Figure data in JSON:
╔══

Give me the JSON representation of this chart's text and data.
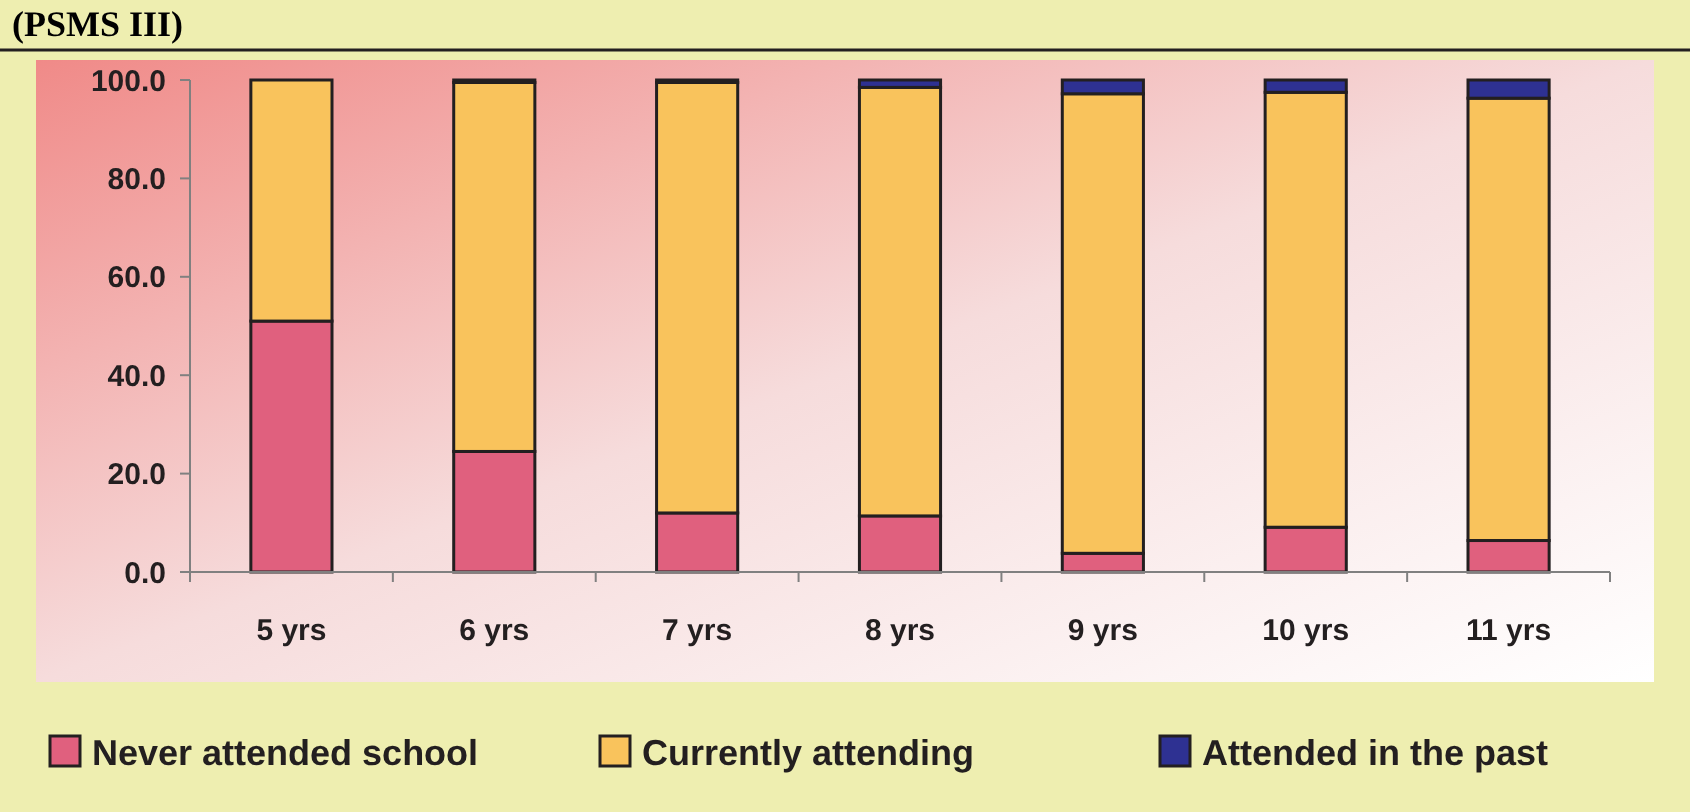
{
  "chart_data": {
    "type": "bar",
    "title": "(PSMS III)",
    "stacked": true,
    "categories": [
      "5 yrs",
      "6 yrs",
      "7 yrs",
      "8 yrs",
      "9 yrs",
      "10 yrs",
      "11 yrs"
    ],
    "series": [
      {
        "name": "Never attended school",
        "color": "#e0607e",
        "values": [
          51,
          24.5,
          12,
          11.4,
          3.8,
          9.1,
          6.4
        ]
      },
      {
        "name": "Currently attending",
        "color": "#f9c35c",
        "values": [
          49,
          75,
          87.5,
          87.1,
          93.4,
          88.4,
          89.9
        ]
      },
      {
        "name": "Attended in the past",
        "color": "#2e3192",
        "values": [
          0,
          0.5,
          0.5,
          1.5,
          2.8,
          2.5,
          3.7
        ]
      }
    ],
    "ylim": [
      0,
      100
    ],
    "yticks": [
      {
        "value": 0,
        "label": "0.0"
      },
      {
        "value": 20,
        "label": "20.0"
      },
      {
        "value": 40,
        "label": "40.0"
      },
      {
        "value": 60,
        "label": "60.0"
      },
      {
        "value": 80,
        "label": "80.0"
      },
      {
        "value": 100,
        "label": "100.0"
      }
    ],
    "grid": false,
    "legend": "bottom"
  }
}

╚══

> [REQUIRED WORK] Write out every entry again word for word, without any of the pictures.

> [WRITTEN ANSWER]
Give me the JSON representation of this chart's text and data.
{
  "chart_data": {
    "type": "bar",
    "title": "(PSMS III)",
    "stacked": true,
    "categories": [
      "5 yrs",
      "6 yrs",
      "7 yrs",
      "8 yrs",
      "9 yrs",
      "10 yrs",
      "11 yrs"
    ],
    "series": [
      {
        "name": "Never attended school",
        "color": "#e0607e",
        "values": [
          51,
          24.5,
          12,
          11.4,
          3.8,
          9.1,
          6.4
        ]
      },
      {
        "name": "Currently attending",
        "color": "#f9c35c",
        "values": [
          49,
          75,
          87.5,
          87.1,
          93.4,
          88.4,
          89.9
        ]
      },
      {
        "name": "Attended in the past",
        "color": "#2e3192",
        "values": [
          0,
          0.5,
          0.5,
          1.5,
          2.8,
          2.5,
          3.7
        ]
      }
    ],
    "ylim": [
      0,
      100
    ],
    "yticks": [
      {
        "value": 0,
        "label": "0.0"
      },
      {
        "value": 20,
        "label": "20.0"
      },
      {
        "value": 40,
        "label": "40.0"
      },
      {
        "value": 60,
        "label": "60.0"
      },
      {
        "value": 80,
        "label": "80.0"
      },
      {
        "value": 100,
        "label": "100.0"
      }
    ],
    "grid": false,
    "legend": "bottom"
  }
}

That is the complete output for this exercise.